The truth is that there is very little substance in the lyrics and the look of the band, maybe they were manufactured to create a particular effect. Your brain latches onto a few key words, anarchy, destroy, no future. The song is not an anarchists manifesto, its just a song.
“Welcome to the Machine” however that has substance, real substance. If you don’t want to stay a drone all your life I would keep reading, the path to enlightenment is ahead.
Anarchy as a political system
If you look at the definition of anarchy on Wikipedia it quotes:
“Anarchy refers to a society, entity, group of persons or single person without recognition of authority”
This sounds terrible, but this is based on our conditioning that no recognition of authority is in fact the essence of chaos.
Pierre-Jospeh Proudhon a French philosopher politician in the 19th century and the person regarded as the father of Anarchy advocated stateless societies based on voluntary associations.
The reason why he advocated this is quite nicely described by Rudolph Rocker in his book Anarcho-Syndicalism (1938) he wrote:
“For the anarchist, freedom is not an abstract philosophical concept but is the vital concrete possibility for every human being to bring to full development all the powers, capabilities, and talents, with which nature has endowed him and turn them to social account. The less this natural development of man is influenced by ecclesiastical or political guardianship, the more harmonious will human personality become, the more will it become the measure of the intellectual future of the society in which it has grown”.
Karl Marx whilst not speaking directly on anarchism defined a requirement for a worker to be fully connected and involved in their work in order to express full potential.
Thats not a nihilistic attitude, no mention of getting pissed and destruction. In fact it’s a positive statement about unlocking hidden potential.
For over 150 years we have recognised that in order for humans to display true potential we must allow them to express their human nature to think and to act of their own free will.
For goodness sake this is heavier than lead, why don’t you keep your communist rubbish to yourself. Jumping to conclusions are we, I quote Marx and all of a sudden I am a communist? Anarchy is all about a stateless system controlled by group agenda not a bureaucratic system intent on protecting the ideals of the few.
You set the agenda because you are the one who knows best, now stop annoying me and read on.
Anarchy is good, you need Anarchy
Lets look at how real companies are using anarchist principles to run their every day capitalist businesses.

▬▬▬▬▬▬

== Parts of the exercise ==
[a] Copy the passage on anarchy word for word, beginning at the words "For goodness sake" and stopping after "and read on.".
[b] Reproduce the listing line for line, from its first line through the line containing "category-label: 95 xyxy=(357,247,373,262)", and include nothing beyond that line.

▬▬▬▬▬▬

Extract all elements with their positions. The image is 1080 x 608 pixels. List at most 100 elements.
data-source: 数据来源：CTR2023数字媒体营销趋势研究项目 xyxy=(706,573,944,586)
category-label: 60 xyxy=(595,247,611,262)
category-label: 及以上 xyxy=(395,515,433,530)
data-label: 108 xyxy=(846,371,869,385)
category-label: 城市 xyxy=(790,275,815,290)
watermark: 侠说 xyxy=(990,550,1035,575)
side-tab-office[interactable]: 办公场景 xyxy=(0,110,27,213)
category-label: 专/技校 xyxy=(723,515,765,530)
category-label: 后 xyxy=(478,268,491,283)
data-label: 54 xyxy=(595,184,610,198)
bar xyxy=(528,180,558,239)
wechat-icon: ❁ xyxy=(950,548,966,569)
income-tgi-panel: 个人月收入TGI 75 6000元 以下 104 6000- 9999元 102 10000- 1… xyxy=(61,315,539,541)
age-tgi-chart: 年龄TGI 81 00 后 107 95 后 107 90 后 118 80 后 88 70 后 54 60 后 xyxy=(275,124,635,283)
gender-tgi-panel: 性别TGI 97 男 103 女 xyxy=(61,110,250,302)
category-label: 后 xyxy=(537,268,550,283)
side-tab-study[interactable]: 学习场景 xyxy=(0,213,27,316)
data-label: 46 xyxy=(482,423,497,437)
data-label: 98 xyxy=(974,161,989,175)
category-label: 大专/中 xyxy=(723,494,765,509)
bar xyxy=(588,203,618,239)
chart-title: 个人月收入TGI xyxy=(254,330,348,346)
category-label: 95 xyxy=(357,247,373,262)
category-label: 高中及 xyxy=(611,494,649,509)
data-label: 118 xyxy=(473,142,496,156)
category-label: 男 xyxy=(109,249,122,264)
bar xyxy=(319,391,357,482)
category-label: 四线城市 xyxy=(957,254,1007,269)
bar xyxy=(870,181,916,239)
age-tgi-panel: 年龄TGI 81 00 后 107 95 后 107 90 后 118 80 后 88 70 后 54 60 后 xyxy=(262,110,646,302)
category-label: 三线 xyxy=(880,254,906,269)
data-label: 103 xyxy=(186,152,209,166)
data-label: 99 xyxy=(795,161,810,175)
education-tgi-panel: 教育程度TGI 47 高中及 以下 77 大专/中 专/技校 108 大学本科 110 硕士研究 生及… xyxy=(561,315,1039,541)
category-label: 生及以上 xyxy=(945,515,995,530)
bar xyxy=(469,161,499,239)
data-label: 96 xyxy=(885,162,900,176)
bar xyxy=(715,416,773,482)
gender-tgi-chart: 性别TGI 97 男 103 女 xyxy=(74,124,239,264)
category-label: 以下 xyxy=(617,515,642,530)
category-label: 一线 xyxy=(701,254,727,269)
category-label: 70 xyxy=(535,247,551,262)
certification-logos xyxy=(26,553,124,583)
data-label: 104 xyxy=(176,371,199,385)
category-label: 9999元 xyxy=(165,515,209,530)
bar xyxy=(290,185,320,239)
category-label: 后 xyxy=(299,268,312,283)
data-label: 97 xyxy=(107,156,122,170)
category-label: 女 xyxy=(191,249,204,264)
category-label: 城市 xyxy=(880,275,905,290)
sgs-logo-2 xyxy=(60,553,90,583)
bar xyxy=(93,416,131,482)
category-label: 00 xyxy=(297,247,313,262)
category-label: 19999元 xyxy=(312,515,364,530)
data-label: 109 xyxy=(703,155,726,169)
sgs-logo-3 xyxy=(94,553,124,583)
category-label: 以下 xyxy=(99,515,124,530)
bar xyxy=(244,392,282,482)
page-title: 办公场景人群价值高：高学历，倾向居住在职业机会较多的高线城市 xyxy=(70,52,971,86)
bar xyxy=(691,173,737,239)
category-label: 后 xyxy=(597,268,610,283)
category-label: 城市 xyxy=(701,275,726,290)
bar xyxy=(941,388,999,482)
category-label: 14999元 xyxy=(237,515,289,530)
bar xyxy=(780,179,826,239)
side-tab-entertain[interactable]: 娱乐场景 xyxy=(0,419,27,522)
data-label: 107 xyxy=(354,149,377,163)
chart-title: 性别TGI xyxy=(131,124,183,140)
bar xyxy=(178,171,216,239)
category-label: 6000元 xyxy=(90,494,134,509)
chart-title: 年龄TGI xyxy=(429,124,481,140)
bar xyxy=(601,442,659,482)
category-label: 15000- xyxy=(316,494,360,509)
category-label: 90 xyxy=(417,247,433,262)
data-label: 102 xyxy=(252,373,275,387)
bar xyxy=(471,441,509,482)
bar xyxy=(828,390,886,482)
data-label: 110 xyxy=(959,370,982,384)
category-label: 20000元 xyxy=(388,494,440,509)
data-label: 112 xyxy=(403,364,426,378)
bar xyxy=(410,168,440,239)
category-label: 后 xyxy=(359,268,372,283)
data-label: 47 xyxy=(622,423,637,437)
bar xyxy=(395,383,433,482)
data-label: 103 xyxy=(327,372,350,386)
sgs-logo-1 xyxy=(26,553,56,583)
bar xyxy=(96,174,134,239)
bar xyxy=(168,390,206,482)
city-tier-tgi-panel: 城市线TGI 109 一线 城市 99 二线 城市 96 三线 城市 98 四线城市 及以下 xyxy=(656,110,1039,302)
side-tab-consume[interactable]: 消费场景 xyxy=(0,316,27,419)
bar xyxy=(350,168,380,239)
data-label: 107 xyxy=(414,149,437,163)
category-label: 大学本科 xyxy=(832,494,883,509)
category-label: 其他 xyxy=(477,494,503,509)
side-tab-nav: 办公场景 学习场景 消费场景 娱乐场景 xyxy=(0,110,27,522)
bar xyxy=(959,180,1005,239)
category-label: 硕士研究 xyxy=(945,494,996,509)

▬▬▬▬▬▬

== Per-task outputs ==
[a]
For goodness sake this is heavier than lead, why don’t you keep your communist rubbish to yourself. Jumping to conclusions are we, I quote Marx and all of a sudden I am a communist? Anarchy is all about a stateless system controlled by group agenda not a bureaucratic system intent on protecting the ideals of the few.
You set the agenda because you are the one who knows best, now stop annoying me and read on.

[b]
Extract all elements with their positions. The image is 1080 x 608 pixels. List at most 100 elements.
data-source: 数据来源：CTR2023数字媒体营销趋势研究项目 xyxy=(706,573,944,586)
category-label: 60 xyxy=(595,247,611,262)
category-label: 及以上 xyxy=(395,515,433,530)
data-label: 108 xyxy=(846,371,869,385)
category-label: 城市 xyxy=(790,275,815,290)
watermark: 侠说 xyxy=(990,550,1035,575)
side-tab-office[interactable]: 办公场景 xyxy=(0,110,27,213)
category-label: 专/技校 xyxy=(723,515,765,530)
category-label: 后 xyxy=(478,268,491,283)
data-label: 54 xyxy=(595,184,610,198)
bar xyxy=(528,180,558,239)
wechat-icon: ❁ xyxy=(950,548,966,569)
income-tgi-panel: 个人月收入TGI 75 6000元 以下 104 6000- 9999元 102 10000- 1… xyxy=(61,315,539,541)
age-tgi-chart: 年龄TGI 81 00 后 107 95 后 107 90 后 118 80 后 88 70 后 54 60 后 xyxy=(275,124,635,283)
gender-tgi-panel: 性别TGI 97 男 103 女 xyxy=(61,110,250,302)
category-label: 后 xyxy=(537,268,550,283)
side-tab-study[interactable]: 学习场景 xyxy=(0,213,27,316)
data-label: 46 xyxy=(482,423,497,437)
data-label: 98 xyxy=(974,161,989,175)
category-label: 大专/中 xyxy=(723,494,765,509)
bar xyxy=(588,203,618,239)
chart-title: 个人月收入TGI xyxy=(254,330,348,346)
category-label: 95 xyxy=(357,247,373,262)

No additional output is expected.